## Requisitos das tarefas
1/ Transcreva literalmente o trecho do texto sobre o Hartismo que começa em "O Hartismo (suponho" e prossegue até "ser um fartista.".
2/ Cite, sem qualquer alteração, as linhas dos registos a partir da linha com "food-energy: 190 kilojoules: [402, 857, 609, 896]" e até à linha com "profile-icon: [80, 1050, 134, 1109]", ambas incluídas.

## Excerto do documento
————————
O Hartismo (suponho que fartismo, em português), é um movimento que começou na Galiza e agora, graças à internet, já ganhou outras paragens. Depois dos manifestos das vanguardas do início do século vinte, este é um manifesto de artistas que estão fartos (hartos) da arte oficial, da tutela dos galeristas, críticos, comissários e curadores que sazonalmente prescrevem o que vai ser a arte aceitável. Estão fartos da tirania do conceito sobre o saber oficinal.
Li o manifesto com atenção e estou de acordo com quase tudo. Mas, embora também esteja farto de Duchamp e da imensa blague em que se tornou a arte actual (veja-se os mais recentes premiados com o Turner e a última cegada de David Cerny), receio não poder ser um fartista.
————————
Registos das regiões do layout:
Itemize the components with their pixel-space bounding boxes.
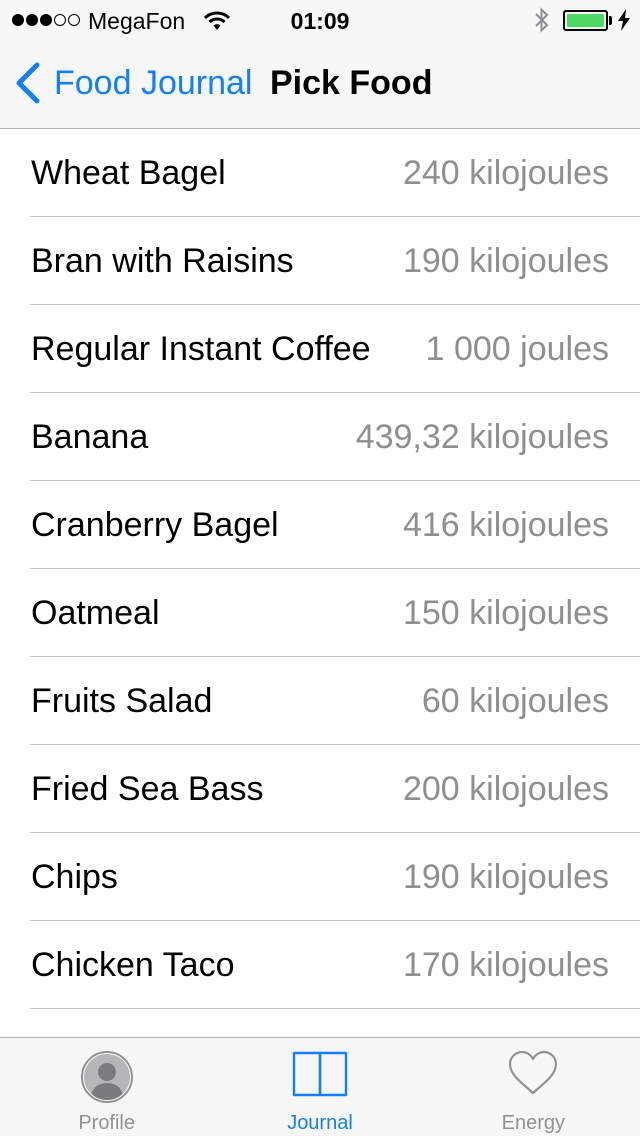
food-energy: 190 kilojoules: [402, 857, 609, 896]
list-item[interactable]: Bran with Raisins 190 kilojoules: [0, 217, 640, 305]
food-name: Fruits Salad: [31, 681, 213, 720]
bluetooth-icon: [533, 7, 551, 39]
tab-bar: Profile Journal Energy: [0, 1037, 640, 1136]
food-name: Oatmeal: [31, 593, 160, 632]
battery-icon: [563, 10, 608, 31]
profile-icon: [80, 1050, 134, 1109]
list-item[interactable]: Fruits Salad 60 kilojoules: [0, 657, 640, 745]
page-title: Pick Food: [270, 64, 433, 102]
list-item[interactable]: Cranberry Bagel 416 kilojoules: [0, 481, 640, 569]
battery-tip: [609, 16, 612, 25]
status-bar: MegaFon 01:09: [0, 0, 640, 40]
food-name: Wheat Bagel: [31, 153, 226, 192]
food-energy: 240 kilojoules: [402, 153, 609, 192]
food-energy: 190 kilojoules: [402, 241, 609, 280]
navigation-bar: Food Journal Pick Food: [0, 40, 640, 128]
heart-icon: [508, 1050, 558, 1101]
food-name: Bran with Raisins: [31, 241, 294, 280]
list-item[interactable]: Oatmeal 150 kilojoules: [0, 569, 640, 657]
tab-profile[interactable]: Profile: [0, 1038, 213, 1136]
list-item[interactable]: Chicken Taco 170 kilojoules: [0, 921, 640, 1009]
food-energy: 1 000 joules: [425, 329, 609, 368]
back-button[interactable]: Food Journal: [14, 62, 252, 104]
tab-journal[interactable]: Journal: [213, 1038, 426, 1136]
chevron-left-icon: [16, 62, 40, 104]
list-item[interactable]: Chips 190 kilojoules: [0, 833, 640, 921]
list-item[interactable]: Banana 439,32 kilojoules: [0, 393, 640, 481]
food-name: Chicken Taco: [31, 945, 235, 984]
battery-level: [567, 14, 604, 27]
tab-energy[interactable]: Energy: [427, 1038, 640, 1136]
list-item[interactable]: Fried Sea Bass 200 kilojoules: [0, 745, 640, 833]
list-item[interactable]: Regular Instant Coffee 1 000 joules: [0, 305, 640, 393]
back-button-label: Food Journal: [54, 63, 253, 102]
food-energy: 439,32 kilojoules: [355, 417, 609, 456]
header: MegaFon 01:09 Food Journal Pick Food: [0, 0, 640, 129]
food-name: Banana: [31, 417, 149, 456]
tab-label: Profile: [78, 1112, 136, 1134]
list-item[interactable]: Wheat Bagel 240 kilojoules: [0, 129, 640, 217]
food-name: Regular Instant Coffee: [31, 329, 371, 368]
food-name: Cranberry Bagel: [31, 505, 279, 544]
food-energy: 150 kilojoules: [402, 593, 609, 632]
food-name: Fried Sea Bass: [31, 769, 264, 808]
food-energy: 416 kilojoules: [402, 505, 609, 544]
food-list: Wheat Bagel 240 kilojoules Bran with Rai…: [0, 129, 640, 1037]
charging-icon: [617, 9, 631, 37]
food-energy: 200 kilojoules: [402, 769, 609, 808]
tab-label: Energy: [501, 1112, 565, 1134]
food-name: Chips: [31, 857, 118, 896]
tab-label: Journal: [287, 1112, 353, 1134]
journal-icon: [292, 1050, 348, 1103]
food-energy: 170 kilojoules: [402, 945, 609, 984]
food-energy: 60 kilojoules: [421, 681, 609, 720]
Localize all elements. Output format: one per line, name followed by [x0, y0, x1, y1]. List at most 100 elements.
————————
## Soluções desenvolvidas
1/
O Hartismo (suponho que fartismo, em português), é um movimento que começou na Galiza e agora, graças à internet, já ganhou outras paragens. Depois dos manifestos das vanguardas do início do século vinte, este é um manifesto de artistas que estão fartos (hartos) da arte oficial, da tutela dos galeristas, críticos, comissários e curadores que sazonalmente prescrevem o que vai ser a arte aceitável. Estão fartos da tirania do conceito sobre o saber oficinal.
Li o manifesto com atenção e estou de acordo com quase tudo. Mas, embora também esteja farto de Duchamp e da imensa blague em que se tornou a arte actual (veja-se os mais recentes premiados com o Turner e a última cegada de David Cerny), receio não poder ser um fartista.

2/
food-energy: 190 kilojoules: [402, 857, 609, 896]
list-item[interactable]: Bran with Raisins 190 kilojoules: [0, 217, 640, 305]
food-name: Fruits Salad: [31, 681, 213, 720]
bluetooth-icon: [533, 7, 551, 39]
tab-bar: Profile Journal Energy: [0, 1037, 640, 1136]
food-name: Oatmeal: [31, 593, 160, 632]
battery-icon: [563, 10, 608, 31]
profile-icon: [80, 1050, 134, 1109]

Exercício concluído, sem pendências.